===== Records shown
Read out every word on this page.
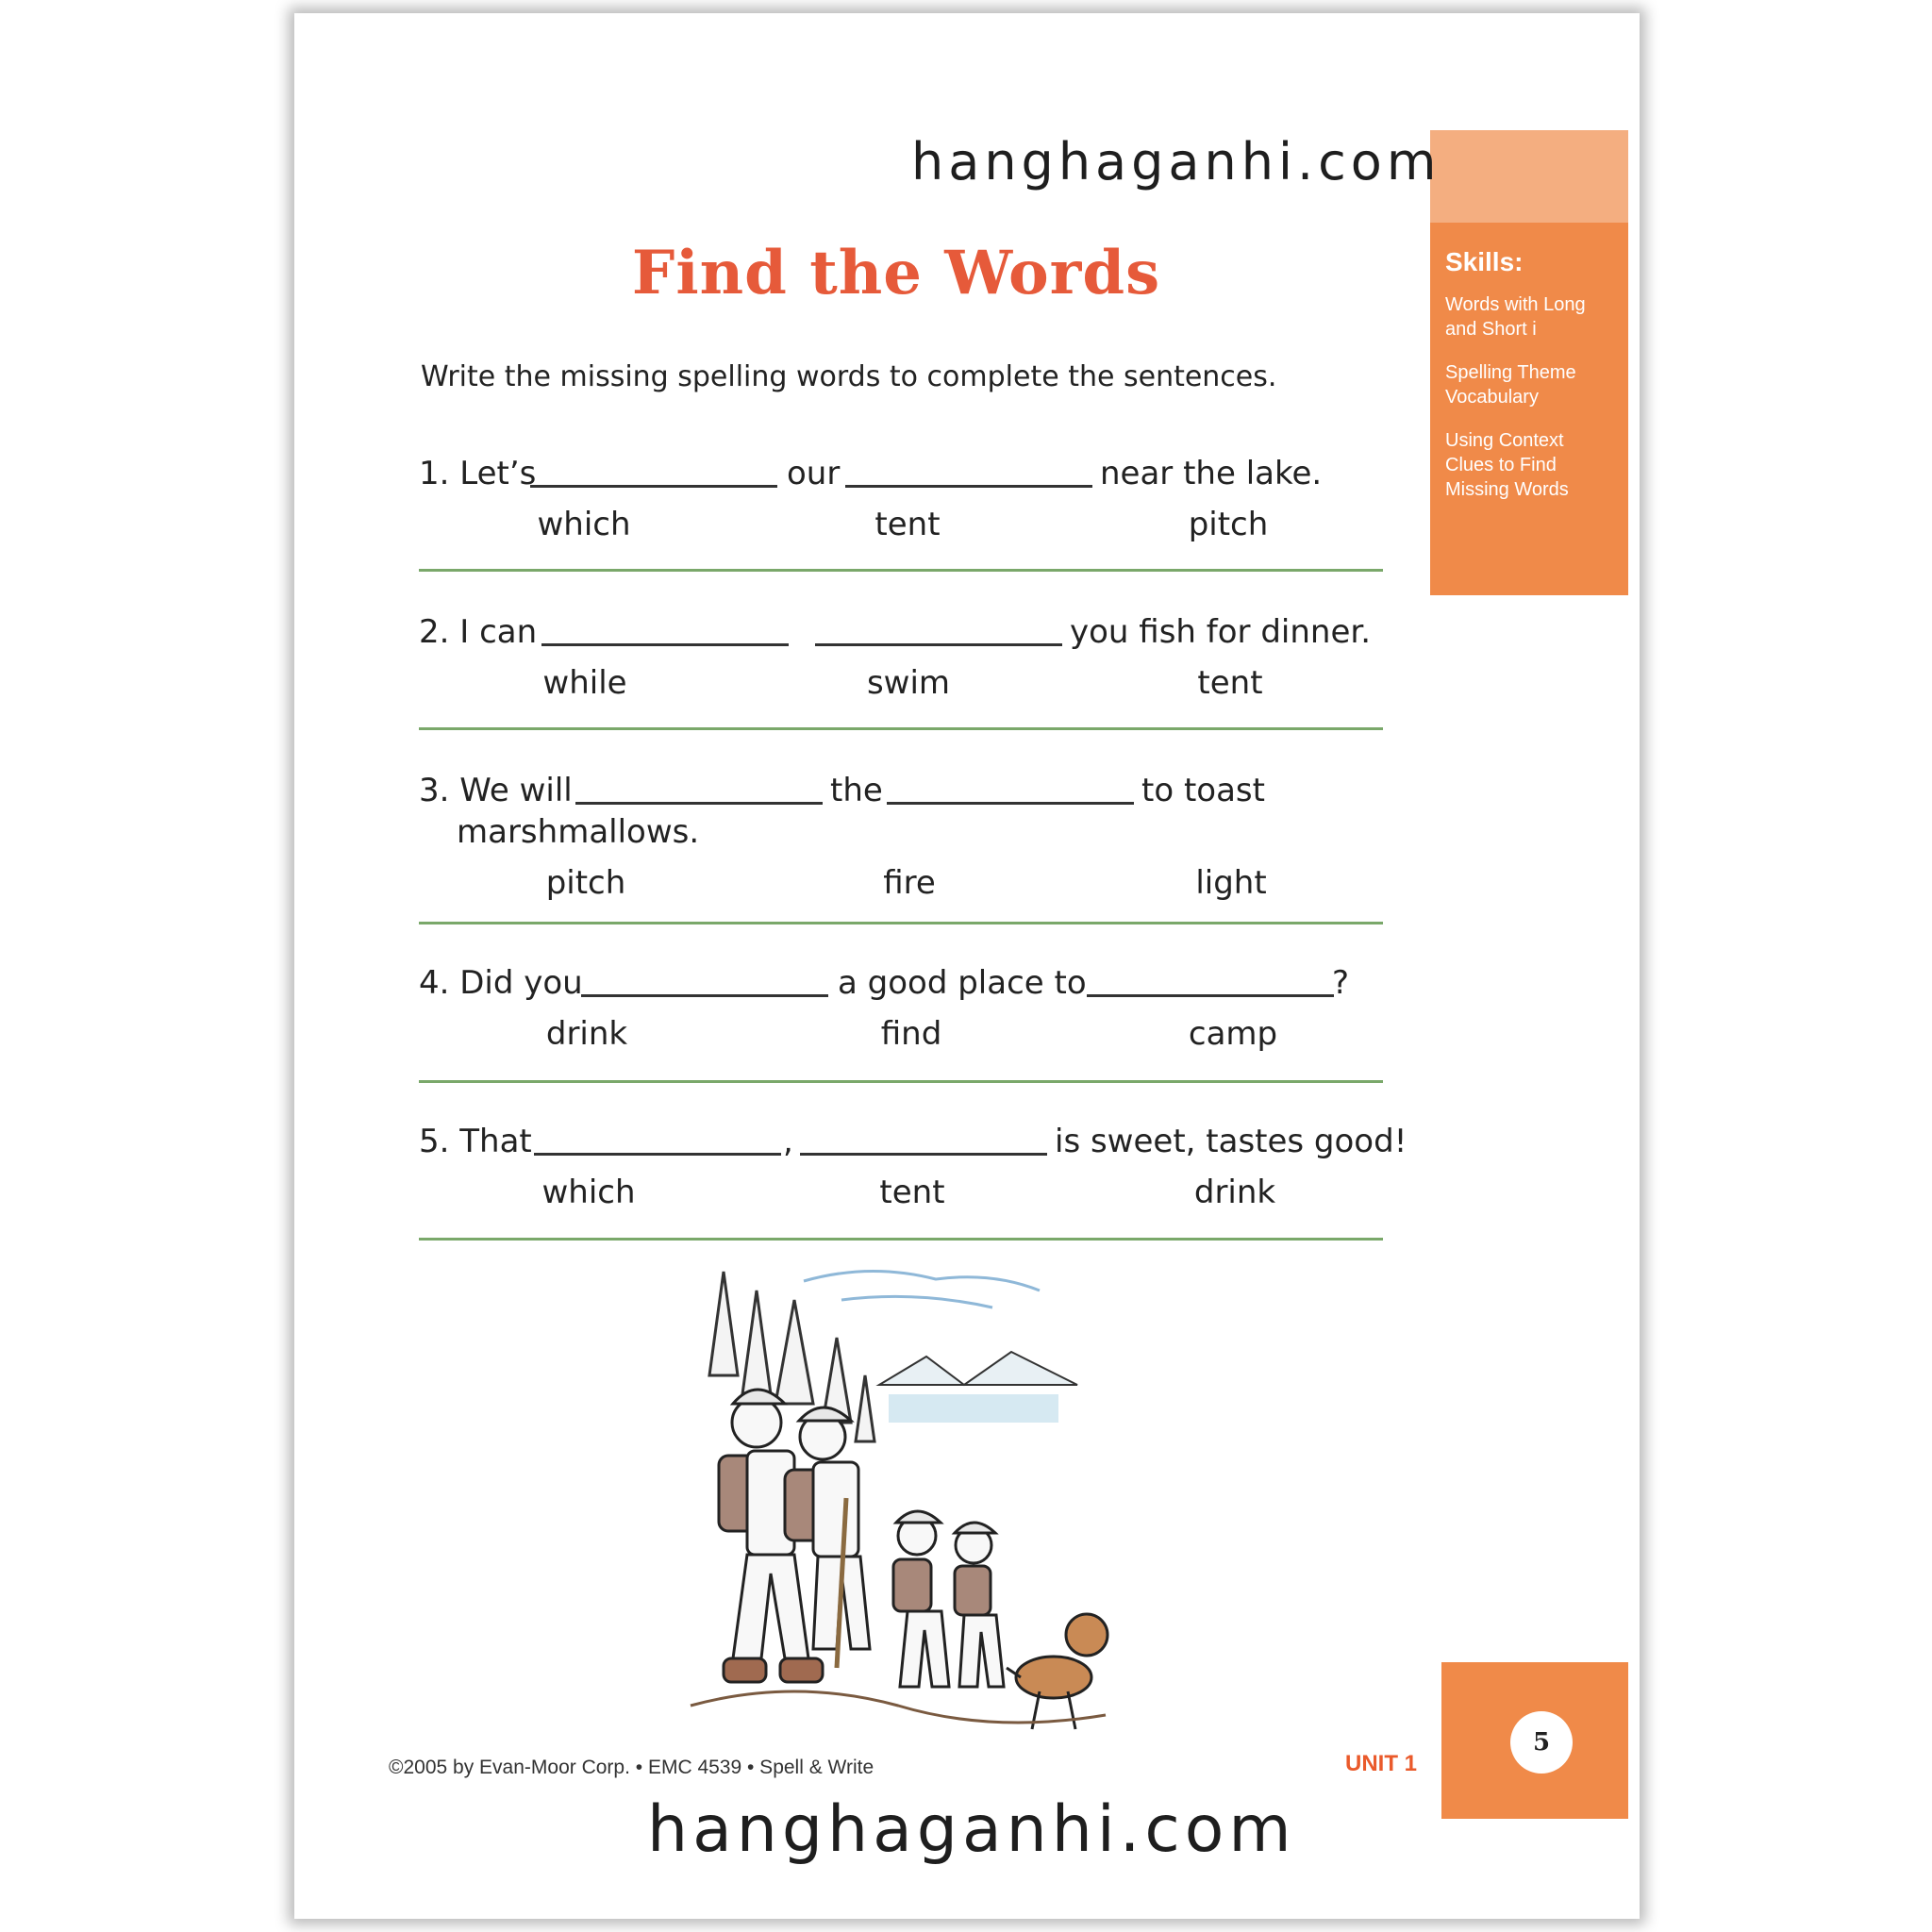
Skills:
Words with Long and Short i
Spelling Theme Vocabulary
Using Context Clues to Find Missing Words
hanghaganhi.com
Find the Words
Write the missing spelling words to complete the sentences.
1. Let’s	our	near the lake.
which	tent	pitch
2. I can	you fish for dinner.
while	swim	tent
3. We will	the	to toast
marshmallows.
pitch	fire	light
4. Did you	a good place to	?
drink	find	camp
5. That	,	is sweet, tastes good!
which	tent	drink
©2005 by Evan-Moor Corp. • EMC 4539 • Spell & Write	UNIT 1
5
hanghaganhi.com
==========
## Exercise goal
All the lines above are to be given again exactly as they read, with the pictures removed.

## The result
Read out every word on this page.
Skills:
Words with Long and Short i
Spelling Theme Vocabulary
Using Context Clues to Find Missing Words
hanghaganhi.com
Find the Words
Write the missing spelling words to complete the sentences.
1. Let’s	our	near the lake.
which	tent	pitch
2. I can	you fish for dinner.
while	swim	tent
3. We will	the	to toast
marshmallows.
pitch	fire	light
4. Did you	a good place to	?
drink	find	camp
5. That	,	is sweet, tastes good!
which	tent	drink
©2005 by Evan-Moor Corp. • EMC 4539 • Spell & Write	UNIT 1
5
hanghaganhi.com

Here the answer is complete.